DATA IN THIS EXERCISE

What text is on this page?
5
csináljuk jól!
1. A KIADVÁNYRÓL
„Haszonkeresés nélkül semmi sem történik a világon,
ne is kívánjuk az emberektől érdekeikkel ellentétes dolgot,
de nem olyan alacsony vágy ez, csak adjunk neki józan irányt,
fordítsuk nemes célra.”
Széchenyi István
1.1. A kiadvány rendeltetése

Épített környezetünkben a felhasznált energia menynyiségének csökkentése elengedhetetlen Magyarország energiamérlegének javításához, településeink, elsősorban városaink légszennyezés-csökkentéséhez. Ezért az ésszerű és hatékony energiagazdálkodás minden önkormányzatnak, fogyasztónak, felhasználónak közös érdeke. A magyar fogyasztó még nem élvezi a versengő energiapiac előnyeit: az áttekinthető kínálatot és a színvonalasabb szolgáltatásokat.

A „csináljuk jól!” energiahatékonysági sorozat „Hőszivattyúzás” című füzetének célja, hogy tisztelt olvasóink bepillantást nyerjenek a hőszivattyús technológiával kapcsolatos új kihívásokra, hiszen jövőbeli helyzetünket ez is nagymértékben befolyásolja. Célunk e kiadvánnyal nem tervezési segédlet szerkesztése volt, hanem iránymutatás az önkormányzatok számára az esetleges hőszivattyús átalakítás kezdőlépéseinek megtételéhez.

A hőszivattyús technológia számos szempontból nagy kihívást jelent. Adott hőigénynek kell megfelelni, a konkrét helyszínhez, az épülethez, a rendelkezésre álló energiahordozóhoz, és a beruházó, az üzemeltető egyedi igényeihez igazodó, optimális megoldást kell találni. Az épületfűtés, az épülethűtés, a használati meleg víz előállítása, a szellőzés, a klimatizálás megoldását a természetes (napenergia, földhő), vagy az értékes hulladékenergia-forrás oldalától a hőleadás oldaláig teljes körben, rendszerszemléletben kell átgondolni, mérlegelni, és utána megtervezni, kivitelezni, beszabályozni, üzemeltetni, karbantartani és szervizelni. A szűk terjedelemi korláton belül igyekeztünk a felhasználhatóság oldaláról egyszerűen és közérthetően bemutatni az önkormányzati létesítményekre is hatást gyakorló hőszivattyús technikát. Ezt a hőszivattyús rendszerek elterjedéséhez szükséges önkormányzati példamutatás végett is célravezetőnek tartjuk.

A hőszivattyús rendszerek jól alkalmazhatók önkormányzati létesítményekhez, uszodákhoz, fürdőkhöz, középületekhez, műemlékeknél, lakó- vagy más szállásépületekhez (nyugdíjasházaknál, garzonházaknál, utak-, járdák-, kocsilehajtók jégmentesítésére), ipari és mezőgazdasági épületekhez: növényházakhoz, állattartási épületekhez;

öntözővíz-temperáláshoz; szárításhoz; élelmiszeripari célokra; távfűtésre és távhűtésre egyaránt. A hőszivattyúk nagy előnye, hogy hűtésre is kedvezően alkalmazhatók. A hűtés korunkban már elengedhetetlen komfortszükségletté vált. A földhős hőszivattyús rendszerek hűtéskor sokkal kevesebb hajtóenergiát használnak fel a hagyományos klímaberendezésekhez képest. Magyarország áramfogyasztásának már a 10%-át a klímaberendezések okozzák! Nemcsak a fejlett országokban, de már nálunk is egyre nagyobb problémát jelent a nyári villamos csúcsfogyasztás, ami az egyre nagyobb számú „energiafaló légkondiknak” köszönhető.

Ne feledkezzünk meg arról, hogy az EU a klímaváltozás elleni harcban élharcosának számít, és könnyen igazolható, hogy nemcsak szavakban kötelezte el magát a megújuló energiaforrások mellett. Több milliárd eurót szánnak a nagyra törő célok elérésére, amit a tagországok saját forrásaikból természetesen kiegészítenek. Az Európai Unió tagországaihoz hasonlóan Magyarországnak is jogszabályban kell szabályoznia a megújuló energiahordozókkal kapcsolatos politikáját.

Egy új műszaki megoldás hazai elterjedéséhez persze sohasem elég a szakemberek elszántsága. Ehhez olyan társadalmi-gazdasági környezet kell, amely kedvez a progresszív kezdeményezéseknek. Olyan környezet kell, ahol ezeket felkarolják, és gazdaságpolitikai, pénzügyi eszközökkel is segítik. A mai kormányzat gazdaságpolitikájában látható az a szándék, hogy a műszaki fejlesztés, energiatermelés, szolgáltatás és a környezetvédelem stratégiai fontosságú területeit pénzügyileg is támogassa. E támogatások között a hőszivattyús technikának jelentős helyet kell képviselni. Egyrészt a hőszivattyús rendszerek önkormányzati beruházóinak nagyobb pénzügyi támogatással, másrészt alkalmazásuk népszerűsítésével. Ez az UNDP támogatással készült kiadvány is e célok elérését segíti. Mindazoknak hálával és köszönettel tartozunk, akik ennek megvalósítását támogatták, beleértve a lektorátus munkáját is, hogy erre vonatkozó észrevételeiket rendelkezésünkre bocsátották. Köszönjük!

INSTRUCTIONS FOR THE TASK
Check each line above for the word "olyan" and copy the ones that have it.

SOLUTION
de nem olyan alacsony vágy ez, csak adjunk neki józan irányt,
Egy új műszaki megoldás hazai elterjedéséhez persze sohasem elég a szakemberek elszántsága. Ehhez olyan társadalmi-gazdasági környezet kell, amely kedvez a progresszív kezdeményezéseknek. Olyan környezet kell, ahol ezeket felkarolják, és gazdaságpolitikai, pénzügyi eszközökkel is segítik. A mai kormányzat gazdaságpolitikájában látható az a szándék, hogy a műszaki fejlesztés, energiatermelés, szolgáltatás és a környezetvédelem stratégiai fontosságú területeit pénzügyileg is támogassa. E támogatások között a hőszivattyús technikának jelentős helyet kell képviselni. Egyrészt a hőszivattyús rendszerek önkormányzati beruházóinak nagyobb pénzügyi támogatással, másrészt alkalmazásuk népszerűsítésével. Ez az UNDP támogatással készült kiadvány is e célok elérését segíti. Mindazoknak hálával és köszönettel tartozunk, akik ennek megvalósítását támogatták, beleértve a lektorátus munkáját is, hogy erre vonatkozó észrevételeiket rendelkezésünkre bocsátották. Köszönjük!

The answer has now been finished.